Written instruction. The records are to be restated in their entirety, word for word.

Some records:

....

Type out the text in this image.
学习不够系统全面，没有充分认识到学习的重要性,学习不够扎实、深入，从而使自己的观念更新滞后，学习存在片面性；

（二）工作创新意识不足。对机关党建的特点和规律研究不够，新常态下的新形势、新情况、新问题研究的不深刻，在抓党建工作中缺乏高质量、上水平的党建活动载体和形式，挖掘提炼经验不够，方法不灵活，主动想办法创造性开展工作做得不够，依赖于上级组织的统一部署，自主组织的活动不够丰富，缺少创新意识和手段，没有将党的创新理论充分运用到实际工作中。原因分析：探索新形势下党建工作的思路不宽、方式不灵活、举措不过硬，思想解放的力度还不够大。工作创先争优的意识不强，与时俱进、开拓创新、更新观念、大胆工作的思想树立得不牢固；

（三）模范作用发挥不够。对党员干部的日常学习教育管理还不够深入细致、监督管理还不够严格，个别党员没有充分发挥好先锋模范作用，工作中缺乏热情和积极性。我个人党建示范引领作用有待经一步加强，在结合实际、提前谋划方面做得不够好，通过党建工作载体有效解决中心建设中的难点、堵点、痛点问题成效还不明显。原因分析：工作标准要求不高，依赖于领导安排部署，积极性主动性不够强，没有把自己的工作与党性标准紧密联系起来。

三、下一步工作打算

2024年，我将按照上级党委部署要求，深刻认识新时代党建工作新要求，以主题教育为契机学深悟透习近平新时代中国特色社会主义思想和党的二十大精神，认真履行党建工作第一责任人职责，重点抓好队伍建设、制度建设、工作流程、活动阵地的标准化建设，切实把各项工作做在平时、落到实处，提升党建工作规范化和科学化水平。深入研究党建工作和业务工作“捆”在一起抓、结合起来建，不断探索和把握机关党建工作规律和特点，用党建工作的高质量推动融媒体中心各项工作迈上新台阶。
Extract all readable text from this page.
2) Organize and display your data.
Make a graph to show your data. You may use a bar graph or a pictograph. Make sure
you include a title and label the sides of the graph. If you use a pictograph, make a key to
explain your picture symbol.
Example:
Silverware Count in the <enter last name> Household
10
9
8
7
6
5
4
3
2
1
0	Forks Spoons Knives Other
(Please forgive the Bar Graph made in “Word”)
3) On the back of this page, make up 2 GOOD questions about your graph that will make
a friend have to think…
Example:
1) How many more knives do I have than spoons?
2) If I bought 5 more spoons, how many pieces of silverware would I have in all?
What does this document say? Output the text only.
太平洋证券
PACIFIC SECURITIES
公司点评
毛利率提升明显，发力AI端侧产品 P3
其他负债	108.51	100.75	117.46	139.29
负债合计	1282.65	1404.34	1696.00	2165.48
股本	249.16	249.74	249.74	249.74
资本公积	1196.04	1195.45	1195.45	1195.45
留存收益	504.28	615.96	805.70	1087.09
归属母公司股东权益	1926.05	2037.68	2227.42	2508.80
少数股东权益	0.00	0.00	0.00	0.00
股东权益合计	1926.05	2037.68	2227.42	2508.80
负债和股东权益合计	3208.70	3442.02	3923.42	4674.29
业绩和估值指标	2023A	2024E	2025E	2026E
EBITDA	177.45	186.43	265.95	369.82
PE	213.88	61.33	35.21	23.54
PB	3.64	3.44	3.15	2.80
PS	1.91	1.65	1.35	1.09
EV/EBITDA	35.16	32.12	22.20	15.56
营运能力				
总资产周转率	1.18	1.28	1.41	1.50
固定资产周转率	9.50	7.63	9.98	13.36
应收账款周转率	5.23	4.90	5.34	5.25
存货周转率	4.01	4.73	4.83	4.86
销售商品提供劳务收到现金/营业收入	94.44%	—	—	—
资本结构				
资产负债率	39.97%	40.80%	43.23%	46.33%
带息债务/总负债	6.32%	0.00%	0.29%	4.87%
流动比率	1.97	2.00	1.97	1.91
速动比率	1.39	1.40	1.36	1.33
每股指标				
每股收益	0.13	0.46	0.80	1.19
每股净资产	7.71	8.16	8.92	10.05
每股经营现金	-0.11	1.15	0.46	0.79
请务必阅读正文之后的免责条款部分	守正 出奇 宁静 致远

....

The response.
Type out the text in this image.
学习不够系统全面，没有充分认识到学习的重要性,学习不够扎实、深入，从而使自己的观念更新滞后，学习存在片面性；

（二）工作创新意识不足。对机关党建的特点和规律研究不够，新常态下的新形势、新情况、新问题研究的不深刻，在抓党建工作中缺乏高质量、上水平的党建活动载体和形式，挖掘提炼经验不够，方法不灵活，主动想办法创造性开展工作做得不够，依赖于上级组织的统一部署，自主组织的活动不够丰富，缺少创新意识和手段，没有将党的创新理论充分运用到实际工作中。原因分析：探索新形势下党建工作的思路不宽、方式不灵活、举措不过硬，思想解放的力度还不够大。工作创先争优的意识不强，与时俱进、开拓创新、更新观念、大胆工作的思想树立得不牢固；

（三）模范作用发挥不够。对党员干部的日常学习教育管理还不够深入细致、监督管理还不够严格，个别党员没有充分发挥好先锋模范作用，工作中缺乏热情和积极性。我个人党建示范引领作用有待经一步加强，在结合实际、提前谋划方面做得不够好，通过党建工作载体有效解决中心建设中的难点、堵点、痛点问题成效还不明显。原因分析：工作标准要求不高，依赖于领导安排部署，积极性主动性不够强，没有把自己的工作与党性标准紧密联系起来。

三、下一步工作打算

2024年，我将按照上级党委部署要求，深刻认识新时代党建工作新要求，以主题教育为契机学深悟透习近平新时代中国特色社会主义思想和党的二十大精神，认真履行党建工作第一责任人职责，重点抓好队伍建设、制度建设、工作流程、活动阵地的标准化建设，切实把各项工作做在平时、落到实处，提升党建工作规范化和科学化水平。深入研究党建工作和业务工作“捆”在一起抓、结合起来建，不断探索和把握机关党建工作规律和特点，用党建工作的高质量推动融媒体中心各项工作迈上新台阶。
Extract all readable text from this page.
2) Organize and display your data.
Make a graph to show your data. You may use a bar graph or a pictograph. Make sure
you include a title and label the sides of the graph. If you use a pictograph, make a key to
explain your picture symbol.
Example:
Silverware Count in the <enter last name> Household
10
9
8
7
6
5
4
3
2
1
0	Forks Spoons Knives Other
(Please forgive the Bar Graph made in “Word”)
3) On the back of this page, make up 2 GOOD questions about your graph that will make
a friend have to think…
Example:
1) How many more knives do I have than spoons?
2) If I bought 5 more spoons, how many pieces of silverware would I have in all?
What does this document say? Output the text only.
太平洋证券
PACIFIC SECURITIES
公司点评
毛利率提升明显，发力AI端侧产品 P3
其他负债	108.51	100.75	117.46	139.29
负债合计	1282.65	1404.34	1696.00	2165.48
股本	249.16	249.74	249.74	249.74
资本公积	1196.04	1195.45	1195.45	1195.45
留存收益	504.28	615.96	805.70	1087.09
归属母公司股东权益	1926.05	2037.68	2227.42	2508.80
少数股东权益	0.00	0.00	0.00	0.00
股东权益合计	1926.05	2037.68	2227.42	2508.80
负债和股东权益合计	3208.70	3442.02	3923.42	4674.29
业绩和估值指标	2023A	2024E	2025E	2026E
EBITDA	177.45	186.43	265.95	369.82
PE	213.88	61.33	35.21	23.54
PB	3.64	3.44	3.15	2.80
PS	1.91	1.65	1.35	1.09
EV/EBITDA	35.16	32.12	22.20	15.56
营运能力				
总资产周转率	1.18	1.28	1.41	1.50
固定资产周转率	9.50	7.63	9.98	13.36
应收账款周转率	5.23	4.90	5.34	5.25
存货周转率	4.01	4.73	4.83	4.86
销售商品提供劳务收到现金/营业收入	94.44%	—	—	—
资本结构				
资产负债率	39.97%	40.80%	43.23%	46.33%
带息债务/总负债	6.32%	0.00%	0.29%	4.87%
流动比率	1.97	2.00	1.97	1.91
速动比率	1.39	1.40	1.36	1.33
每股指标				
每股收益	0.13	0.46	0.80	1.19
每股净资产	7.71	8.16	8.92	10.05
每股经营现金	-0.11	1.15	0.46	0.79
请务必阅读正文之后的免责条款部分	守正 出奇 宁静 致远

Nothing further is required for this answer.